→ ACTIVITY LIST
**A.** Translate this sentence from the excerpt below into French: "She turned toward him, and he nodded from the bed."
**B.** Decide whether each statement agrees with the excerpt below, answering yes or no and quoting the words of the excerpt that settle it. (i) She put on her glasses before she began to dress. (ii) She faced him while she finished dressing. (iii) She left the door open behind her.
**C.** Reproduce the excerpt below from "They were in" up to and including "softly behind her.".

[[ EXTRACT TO READ open ]]

She said nothing as he got into bed, but he quickly felt her hands moving across his chest and stomach and down to his penis. He lay on his back, doing nothing as she stroked him, and then moved on top of him. She was the aggressor, the manipulator of every move, and he was enjoying her sense of domination. She seemed so different from his wife and other women—she did not seek comfort in words, or try to embrace him, or kiss him, or ask to be kissed. It was as if she wanted him in a purely physical way, free from emotional distractions, and soon she had straddled him and had inserted him in her; and for several moments she
moved up and down with her eyes closed until, her grip tightening on his hips, she sighed softly, and stopped.

“That’s better,” she said.

“Better than an aspirin,” he added, seeing her smile. Then she turned over, indicating that she was ready to satisfy him, and he moved on top of her and he came quickly.

They were in bed together no more than ten minutes. They remained there a while longer, then she got up, put on her glasses, and began to dress. Her figure, Bullaro noted, was voluptuous and mature, and yet so incongruous with her small boyish face and her gamin hairstyle. Sexually she was like a man—the first hit-and-run female he had ever met.

“Tomorrow night,” she said, as she finished dressing with her back to him, looking at herself in the mirror, “you can come to my room.”

She turned toward him, and he nodded from the bed. Then she walked to the door, opening it slowly to be sure that no one was in the corridor; and, waving to him, she left, pulling the door softly behind her.

[[ EXTRACT TO READ closed ]]
[[ DATA SHOWN open ]]

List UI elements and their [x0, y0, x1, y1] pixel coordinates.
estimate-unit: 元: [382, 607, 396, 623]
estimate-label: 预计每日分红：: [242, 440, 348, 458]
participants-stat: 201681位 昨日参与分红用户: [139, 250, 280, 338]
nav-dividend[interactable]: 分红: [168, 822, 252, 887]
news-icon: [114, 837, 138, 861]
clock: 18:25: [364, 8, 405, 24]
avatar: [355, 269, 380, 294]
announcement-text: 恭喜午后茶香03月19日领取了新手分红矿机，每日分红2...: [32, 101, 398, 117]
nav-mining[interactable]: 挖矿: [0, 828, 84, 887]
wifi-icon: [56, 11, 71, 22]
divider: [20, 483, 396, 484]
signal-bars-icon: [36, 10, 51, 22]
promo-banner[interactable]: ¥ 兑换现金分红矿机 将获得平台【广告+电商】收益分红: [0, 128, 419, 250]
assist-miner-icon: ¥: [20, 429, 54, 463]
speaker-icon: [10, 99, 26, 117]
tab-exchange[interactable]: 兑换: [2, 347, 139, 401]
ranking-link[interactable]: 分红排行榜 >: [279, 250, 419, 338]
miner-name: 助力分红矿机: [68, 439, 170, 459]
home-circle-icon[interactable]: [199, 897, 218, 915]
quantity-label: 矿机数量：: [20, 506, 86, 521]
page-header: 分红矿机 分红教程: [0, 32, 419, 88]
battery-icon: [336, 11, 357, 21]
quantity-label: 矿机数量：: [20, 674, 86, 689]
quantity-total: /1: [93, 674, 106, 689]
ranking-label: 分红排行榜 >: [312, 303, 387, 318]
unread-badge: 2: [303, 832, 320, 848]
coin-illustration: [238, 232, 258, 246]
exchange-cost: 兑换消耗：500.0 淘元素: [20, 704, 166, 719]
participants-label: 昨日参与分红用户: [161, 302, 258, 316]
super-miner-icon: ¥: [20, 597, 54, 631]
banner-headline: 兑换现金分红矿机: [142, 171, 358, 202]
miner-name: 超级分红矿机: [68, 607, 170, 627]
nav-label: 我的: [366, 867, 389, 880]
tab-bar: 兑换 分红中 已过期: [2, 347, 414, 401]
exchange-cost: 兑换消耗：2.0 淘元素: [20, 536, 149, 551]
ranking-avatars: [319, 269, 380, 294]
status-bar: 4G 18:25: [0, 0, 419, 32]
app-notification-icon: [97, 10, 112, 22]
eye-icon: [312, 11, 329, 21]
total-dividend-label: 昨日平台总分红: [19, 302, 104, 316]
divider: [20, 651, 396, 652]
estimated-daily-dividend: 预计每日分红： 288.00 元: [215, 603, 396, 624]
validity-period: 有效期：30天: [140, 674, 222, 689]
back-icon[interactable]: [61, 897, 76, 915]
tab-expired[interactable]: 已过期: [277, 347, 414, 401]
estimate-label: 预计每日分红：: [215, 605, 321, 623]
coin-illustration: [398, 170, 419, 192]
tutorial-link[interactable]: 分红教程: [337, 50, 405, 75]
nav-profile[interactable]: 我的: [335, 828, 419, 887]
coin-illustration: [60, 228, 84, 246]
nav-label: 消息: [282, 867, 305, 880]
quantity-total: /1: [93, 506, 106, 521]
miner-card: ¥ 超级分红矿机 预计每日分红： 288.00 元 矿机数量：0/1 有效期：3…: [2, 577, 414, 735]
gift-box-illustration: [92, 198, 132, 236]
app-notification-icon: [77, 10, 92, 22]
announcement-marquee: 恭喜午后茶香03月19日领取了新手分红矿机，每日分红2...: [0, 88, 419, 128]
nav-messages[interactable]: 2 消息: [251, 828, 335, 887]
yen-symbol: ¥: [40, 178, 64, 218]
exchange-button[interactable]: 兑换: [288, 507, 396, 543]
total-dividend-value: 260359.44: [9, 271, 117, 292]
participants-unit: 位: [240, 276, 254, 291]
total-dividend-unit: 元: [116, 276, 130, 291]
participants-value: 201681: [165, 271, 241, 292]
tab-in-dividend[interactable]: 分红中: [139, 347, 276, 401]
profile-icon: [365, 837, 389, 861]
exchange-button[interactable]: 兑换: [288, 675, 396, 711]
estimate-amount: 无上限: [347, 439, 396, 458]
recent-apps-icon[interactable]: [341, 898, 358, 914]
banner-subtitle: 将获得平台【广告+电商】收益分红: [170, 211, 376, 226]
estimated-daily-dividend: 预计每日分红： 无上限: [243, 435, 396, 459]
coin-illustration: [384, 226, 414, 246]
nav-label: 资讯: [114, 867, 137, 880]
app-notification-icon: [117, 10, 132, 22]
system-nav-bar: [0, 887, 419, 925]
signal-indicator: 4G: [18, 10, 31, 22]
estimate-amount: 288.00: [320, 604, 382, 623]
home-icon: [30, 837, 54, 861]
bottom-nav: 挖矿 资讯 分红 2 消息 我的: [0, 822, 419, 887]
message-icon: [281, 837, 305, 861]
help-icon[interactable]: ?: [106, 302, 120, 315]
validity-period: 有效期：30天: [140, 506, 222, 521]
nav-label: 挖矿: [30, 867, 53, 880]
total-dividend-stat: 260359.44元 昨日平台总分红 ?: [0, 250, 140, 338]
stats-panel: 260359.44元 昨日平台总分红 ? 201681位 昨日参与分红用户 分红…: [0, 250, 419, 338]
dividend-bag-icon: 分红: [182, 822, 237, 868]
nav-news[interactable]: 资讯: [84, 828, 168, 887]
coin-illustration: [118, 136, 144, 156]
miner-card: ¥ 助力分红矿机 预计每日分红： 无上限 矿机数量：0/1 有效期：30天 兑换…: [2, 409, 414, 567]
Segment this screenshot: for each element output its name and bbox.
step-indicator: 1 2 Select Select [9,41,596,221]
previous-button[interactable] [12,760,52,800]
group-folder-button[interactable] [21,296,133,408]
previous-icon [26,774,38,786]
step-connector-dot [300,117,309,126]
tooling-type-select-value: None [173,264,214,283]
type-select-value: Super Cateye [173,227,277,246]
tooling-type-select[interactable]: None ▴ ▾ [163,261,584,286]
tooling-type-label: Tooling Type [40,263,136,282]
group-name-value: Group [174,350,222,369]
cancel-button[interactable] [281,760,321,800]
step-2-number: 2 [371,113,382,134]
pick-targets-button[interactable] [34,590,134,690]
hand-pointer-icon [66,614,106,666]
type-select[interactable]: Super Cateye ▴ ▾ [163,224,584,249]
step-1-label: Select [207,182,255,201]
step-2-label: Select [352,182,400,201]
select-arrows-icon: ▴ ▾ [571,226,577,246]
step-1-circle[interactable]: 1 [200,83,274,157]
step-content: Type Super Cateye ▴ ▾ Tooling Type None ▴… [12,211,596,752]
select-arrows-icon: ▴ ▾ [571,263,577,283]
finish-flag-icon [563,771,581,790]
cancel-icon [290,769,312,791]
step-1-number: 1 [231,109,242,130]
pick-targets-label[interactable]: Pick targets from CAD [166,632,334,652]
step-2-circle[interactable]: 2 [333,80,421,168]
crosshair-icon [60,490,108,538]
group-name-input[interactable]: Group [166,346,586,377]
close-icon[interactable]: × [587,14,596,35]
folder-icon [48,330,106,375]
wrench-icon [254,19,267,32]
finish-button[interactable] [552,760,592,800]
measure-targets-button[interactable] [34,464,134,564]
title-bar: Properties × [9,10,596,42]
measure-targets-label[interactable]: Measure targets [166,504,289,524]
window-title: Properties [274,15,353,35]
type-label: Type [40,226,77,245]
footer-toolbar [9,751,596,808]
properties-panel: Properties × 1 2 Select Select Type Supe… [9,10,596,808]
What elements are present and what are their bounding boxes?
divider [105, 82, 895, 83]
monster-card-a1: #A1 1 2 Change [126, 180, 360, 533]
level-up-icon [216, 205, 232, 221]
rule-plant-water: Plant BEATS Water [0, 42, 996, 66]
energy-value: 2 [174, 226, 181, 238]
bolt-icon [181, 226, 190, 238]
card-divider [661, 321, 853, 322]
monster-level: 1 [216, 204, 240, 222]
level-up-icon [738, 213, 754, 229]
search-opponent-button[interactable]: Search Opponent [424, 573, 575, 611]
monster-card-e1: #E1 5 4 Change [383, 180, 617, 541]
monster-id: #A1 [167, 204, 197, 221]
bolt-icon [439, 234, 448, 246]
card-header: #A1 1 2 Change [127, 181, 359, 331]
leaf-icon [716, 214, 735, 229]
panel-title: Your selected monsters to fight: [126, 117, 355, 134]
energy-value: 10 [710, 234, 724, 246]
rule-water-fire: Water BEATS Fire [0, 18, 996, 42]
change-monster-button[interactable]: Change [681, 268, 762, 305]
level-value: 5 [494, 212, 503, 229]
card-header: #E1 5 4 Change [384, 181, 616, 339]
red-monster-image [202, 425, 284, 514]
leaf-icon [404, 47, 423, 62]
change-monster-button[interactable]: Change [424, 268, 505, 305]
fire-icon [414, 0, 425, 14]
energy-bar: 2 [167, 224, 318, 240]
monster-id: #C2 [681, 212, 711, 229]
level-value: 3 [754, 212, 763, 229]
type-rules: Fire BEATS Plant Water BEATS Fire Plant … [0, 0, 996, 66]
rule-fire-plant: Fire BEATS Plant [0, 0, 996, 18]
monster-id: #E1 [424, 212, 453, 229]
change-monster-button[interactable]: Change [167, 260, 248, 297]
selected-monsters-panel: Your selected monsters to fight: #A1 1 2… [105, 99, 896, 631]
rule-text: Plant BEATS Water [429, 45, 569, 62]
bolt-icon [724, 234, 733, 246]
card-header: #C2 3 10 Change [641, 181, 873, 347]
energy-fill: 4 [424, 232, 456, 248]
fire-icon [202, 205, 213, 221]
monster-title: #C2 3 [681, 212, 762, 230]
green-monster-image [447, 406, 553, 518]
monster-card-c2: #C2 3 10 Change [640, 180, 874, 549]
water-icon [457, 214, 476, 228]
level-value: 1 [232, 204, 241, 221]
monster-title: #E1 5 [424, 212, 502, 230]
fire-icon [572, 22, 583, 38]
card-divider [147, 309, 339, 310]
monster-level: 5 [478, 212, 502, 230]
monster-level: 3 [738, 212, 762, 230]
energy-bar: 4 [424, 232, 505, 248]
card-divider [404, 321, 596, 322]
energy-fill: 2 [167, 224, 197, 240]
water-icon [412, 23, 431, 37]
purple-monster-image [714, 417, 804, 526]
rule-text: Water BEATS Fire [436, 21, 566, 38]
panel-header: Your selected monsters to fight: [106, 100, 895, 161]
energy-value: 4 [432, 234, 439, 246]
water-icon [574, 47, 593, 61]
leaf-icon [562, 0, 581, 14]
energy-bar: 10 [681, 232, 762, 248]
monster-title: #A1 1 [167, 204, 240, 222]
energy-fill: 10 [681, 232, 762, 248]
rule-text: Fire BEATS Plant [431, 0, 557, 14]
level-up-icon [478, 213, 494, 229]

[[ DATA SHOWN closed ]]

→ RESULTS FOR THE EXERCISE
**A.** Elle se tourna vers lui, et il hocha la tête depuis le lit.

**B.**
(i) Yes: "then she got up, put on her glasses, and began to dress."
(ii) No: "as she finished dressing with her back to him"
(iii) No: "pulling the door softly behind her."

**C.**
They were in bed together no more than ten minutes. They remained there a while longer, then she got up, put on her glasses, and began to dress. Her figure, Bullaro noted, was voluptuous and mature, and yet so incongruous with her small boyish face and her gamin hairstyle. Sexually she was like a man—the first hit-and-run female he had ever met.

“Tomorrow night,” she said, as she finished dressing with her back to him, looking at herself in the mirror, “you can come to my room.”

She turned toward him, and he nodded from the bed. Then she walked to the door, opening it slowly to be sure that no one was in the corridor; and, waving to him, she left, pulling the door softly behind her.